[Collected data]
▼
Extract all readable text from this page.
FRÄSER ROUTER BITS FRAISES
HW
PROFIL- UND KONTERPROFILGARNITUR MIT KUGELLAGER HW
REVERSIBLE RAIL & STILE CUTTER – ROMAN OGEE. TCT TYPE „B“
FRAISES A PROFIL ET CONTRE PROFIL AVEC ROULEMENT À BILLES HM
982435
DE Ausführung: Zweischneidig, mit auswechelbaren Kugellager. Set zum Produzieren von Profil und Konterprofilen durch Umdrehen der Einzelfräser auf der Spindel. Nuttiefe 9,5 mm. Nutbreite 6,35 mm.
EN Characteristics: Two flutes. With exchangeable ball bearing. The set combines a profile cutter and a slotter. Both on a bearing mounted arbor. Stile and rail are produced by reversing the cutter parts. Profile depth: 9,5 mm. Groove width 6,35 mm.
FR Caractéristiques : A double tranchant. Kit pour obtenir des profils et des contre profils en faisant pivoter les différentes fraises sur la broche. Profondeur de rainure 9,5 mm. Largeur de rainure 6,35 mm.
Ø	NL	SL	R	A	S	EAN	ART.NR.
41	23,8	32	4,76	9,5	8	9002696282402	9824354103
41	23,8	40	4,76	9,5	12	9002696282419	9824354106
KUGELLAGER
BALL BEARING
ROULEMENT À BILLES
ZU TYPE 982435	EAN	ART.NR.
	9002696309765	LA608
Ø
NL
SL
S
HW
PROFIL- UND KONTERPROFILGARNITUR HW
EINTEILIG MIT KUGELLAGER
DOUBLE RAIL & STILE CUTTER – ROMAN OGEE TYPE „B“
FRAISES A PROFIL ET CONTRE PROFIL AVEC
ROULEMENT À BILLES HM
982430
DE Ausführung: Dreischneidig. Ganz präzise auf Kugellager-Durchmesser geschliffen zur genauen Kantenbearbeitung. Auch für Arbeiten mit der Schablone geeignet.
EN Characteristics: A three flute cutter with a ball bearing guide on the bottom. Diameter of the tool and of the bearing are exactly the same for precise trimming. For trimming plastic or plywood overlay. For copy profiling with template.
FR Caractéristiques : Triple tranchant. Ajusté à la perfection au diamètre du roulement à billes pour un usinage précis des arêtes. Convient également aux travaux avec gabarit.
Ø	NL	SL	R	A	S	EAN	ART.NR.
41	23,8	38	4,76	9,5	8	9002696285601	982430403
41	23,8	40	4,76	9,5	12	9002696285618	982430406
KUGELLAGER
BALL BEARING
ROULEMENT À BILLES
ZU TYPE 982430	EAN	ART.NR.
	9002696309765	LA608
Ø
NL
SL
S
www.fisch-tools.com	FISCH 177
▲
AIM –
How many of the lines above hold the word "Ausführung"? Give only that number.

REPLY –
2